>> Begin

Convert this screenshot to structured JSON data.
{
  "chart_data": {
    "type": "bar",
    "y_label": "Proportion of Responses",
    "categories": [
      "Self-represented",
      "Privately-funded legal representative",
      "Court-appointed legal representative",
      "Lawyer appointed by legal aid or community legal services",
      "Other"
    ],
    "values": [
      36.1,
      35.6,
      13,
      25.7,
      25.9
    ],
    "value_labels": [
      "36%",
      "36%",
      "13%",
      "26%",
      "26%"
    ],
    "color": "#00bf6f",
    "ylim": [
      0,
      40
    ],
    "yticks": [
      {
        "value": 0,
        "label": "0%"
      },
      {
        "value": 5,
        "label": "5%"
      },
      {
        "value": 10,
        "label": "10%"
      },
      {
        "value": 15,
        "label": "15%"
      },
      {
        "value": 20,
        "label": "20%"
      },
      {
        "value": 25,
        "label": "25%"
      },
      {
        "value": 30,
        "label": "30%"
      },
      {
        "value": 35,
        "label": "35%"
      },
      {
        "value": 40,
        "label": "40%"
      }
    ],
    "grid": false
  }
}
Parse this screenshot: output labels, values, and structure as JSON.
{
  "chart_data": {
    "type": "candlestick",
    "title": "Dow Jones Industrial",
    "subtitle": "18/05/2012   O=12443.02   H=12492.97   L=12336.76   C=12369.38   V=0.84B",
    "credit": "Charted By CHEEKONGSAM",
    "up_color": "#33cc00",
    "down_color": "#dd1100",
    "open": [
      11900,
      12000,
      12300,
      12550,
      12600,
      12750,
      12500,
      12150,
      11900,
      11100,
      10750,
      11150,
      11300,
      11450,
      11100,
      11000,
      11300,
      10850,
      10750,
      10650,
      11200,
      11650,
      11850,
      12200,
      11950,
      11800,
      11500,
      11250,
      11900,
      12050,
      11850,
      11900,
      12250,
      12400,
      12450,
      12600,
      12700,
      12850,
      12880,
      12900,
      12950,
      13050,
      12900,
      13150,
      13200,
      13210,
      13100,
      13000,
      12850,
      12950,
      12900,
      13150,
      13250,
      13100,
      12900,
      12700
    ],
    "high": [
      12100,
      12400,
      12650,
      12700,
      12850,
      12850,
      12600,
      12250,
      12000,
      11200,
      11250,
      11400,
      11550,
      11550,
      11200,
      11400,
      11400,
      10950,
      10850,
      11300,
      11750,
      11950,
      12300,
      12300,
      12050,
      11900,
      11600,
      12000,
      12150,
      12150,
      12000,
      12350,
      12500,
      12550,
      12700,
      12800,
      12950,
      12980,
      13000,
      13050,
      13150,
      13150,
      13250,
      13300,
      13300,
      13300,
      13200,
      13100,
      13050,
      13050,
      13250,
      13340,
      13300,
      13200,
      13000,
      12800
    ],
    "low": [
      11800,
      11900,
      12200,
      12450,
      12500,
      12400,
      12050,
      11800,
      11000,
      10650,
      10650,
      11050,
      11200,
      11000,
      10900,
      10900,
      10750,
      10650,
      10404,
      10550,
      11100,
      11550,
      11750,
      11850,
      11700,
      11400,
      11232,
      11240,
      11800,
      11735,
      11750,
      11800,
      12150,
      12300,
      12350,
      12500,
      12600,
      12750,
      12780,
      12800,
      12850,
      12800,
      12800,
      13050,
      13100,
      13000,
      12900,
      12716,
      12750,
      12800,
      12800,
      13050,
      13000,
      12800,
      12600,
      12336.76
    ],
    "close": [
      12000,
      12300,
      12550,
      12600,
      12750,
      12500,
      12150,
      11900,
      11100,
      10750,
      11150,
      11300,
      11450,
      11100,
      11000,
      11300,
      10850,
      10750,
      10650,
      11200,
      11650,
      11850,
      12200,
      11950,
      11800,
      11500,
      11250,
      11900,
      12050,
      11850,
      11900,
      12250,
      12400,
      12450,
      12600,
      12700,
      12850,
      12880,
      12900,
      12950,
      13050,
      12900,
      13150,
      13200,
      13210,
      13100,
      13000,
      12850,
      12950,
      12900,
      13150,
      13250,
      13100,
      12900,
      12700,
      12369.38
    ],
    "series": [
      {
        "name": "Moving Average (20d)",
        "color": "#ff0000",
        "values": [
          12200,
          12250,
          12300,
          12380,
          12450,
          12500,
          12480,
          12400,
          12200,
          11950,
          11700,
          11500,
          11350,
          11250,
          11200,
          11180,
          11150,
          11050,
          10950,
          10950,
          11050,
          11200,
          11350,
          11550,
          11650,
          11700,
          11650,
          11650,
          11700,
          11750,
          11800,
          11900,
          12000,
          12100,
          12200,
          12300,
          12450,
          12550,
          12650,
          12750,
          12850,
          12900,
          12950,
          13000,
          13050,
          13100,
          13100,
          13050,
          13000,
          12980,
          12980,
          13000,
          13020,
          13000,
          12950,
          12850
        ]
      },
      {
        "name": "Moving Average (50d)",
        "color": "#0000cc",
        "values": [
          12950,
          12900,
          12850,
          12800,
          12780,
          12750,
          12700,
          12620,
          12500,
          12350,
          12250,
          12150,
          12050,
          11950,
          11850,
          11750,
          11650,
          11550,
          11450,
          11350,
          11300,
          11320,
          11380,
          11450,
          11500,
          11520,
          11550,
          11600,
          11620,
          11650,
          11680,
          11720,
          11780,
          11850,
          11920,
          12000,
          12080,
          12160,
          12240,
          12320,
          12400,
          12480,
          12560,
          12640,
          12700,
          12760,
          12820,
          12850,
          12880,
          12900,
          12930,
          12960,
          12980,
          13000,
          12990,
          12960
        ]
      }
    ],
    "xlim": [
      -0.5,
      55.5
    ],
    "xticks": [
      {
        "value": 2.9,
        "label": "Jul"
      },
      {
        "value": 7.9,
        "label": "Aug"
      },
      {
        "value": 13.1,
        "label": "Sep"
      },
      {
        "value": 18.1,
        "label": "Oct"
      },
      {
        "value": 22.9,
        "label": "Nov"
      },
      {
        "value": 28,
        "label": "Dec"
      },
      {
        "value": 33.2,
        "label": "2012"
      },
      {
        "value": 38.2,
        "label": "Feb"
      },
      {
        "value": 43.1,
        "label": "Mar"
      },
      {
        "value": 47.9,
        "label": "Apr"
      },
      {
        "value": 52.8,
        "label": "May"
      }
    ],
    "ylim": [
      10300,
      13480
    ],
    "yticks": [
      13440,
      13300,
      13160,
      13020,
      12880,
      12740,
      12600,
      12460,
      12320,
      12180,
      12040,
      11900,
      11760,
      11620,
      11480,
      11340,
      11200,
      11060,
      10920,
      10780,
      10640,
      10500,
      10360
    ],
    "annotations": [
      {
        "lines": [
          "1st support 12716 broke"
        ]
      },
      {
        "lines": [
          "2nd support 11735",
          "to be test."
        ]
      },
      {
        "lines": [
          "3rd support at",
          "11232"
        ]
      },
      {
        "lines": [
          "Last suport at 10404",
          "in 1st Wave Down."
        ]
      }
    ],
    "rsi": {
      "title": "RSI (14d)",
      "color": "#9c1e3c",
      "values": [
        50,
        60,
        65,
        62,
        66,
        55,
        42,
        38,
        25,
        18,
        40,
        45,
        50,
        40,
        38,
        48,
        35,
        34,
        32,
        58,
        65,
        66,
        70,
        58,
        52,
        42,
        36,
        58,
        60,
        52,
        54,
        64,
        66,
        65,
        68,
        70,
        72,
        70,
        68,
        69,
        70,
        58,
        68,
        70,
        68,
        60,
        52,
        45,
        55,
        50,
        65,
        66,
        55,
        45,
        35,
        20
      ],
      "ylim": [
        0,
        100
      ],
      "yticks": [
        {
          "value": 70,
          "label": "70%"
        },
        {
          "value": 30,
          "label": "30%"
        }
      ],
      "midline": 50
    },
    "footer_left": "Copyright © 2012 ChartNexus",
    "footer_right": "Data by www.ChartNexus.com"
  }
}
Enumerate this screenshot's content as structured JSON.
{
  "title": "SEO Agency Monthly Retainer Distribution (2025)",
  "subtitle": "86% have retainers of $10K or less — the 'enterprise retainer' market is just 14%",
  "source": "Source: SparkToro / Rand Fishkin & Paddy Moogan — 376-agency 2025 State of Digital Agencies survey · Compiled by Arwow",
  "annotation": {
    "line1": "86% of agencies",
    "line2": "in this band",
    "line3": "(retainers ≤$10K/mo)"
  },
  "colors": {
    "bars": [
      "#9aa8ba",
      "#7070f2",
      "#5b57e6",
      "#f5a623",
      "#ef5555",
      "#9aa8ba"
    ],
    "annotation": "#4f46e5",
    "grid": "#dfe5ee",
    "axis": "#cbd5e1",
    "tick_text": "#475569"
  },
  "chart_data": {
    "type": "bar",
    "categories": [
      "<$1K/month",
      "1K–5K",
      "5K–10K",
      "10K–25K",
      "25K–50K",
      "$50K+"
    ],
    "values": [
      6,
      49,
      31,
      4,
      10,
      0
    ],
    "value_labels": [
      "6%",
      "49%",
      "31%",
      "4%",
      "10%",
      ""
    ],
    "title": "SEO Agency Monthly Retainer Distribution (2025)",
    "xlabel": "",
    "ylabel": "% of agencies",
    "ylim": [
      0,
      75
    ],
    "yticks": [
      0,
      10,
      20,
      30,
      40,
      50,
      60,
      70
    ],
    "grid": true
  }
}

>> End

### Stated goal
Print again the material above, limited to the lines from the one holding "Enumerate this screenshot's" through the last, inclusive.

### Right answer
Enumerate this screenshot's content as structured JSON.
{
  "title": "SEO Agency Monthly Retainer Distribution (2025)",
  "subtitle": "86% have retainers of $10K or less — the 'enterprise retainer' market is just 14%",
  "source": "Source: SparkToro / Rand Fishkin & Paddy Moogan — 376-agency 2025 State of Digital Agencies survey · Compiled by Arwow",
  "annotation": {
    "line1": "86% of agencies",
    "line2": "in this band",
    "line3": "(retainers ≤$10K/mo)"
  },
  "colors": {
    "bars": [
      "#9aa8ba",
      "#7070f2",
      "#5b57e6",
      "#f5a623",
      "#ef5555",
      "#9aa8ba"
    ],
    "annotation": "#4f46e5",
    "grid": "#dfe5ee",
    "axis": "#cbd5e1",
    "tick_text": "#475569"
  },
  "chart_data": {
    "type": "bar",
    "categories": [
      "<$1K/month",
      "1K–5K",
      "5K–10K",
      "10K–25K",
      "25K–50K",
      "$50K+"
    ],
    "values": [
      6,
      49,
      31,
      4,
      10,
      0
    ],
    "value_labels": [
      "6%",
      "49%",
      "31%",
      "4%",
      "10%",
      ""
    ],
    "title": "SEO Agency Monthly Retainer Distribution (2025)",
    "xlabel": "",
    "ylabel": "% of agencies",
    "ylim": [
      0,
      75
    ],
    "yticks": [
      0,
      10,
      20,
      30,
      40,
      50,
      60,
      70
    ],
    "grid": true
  }
}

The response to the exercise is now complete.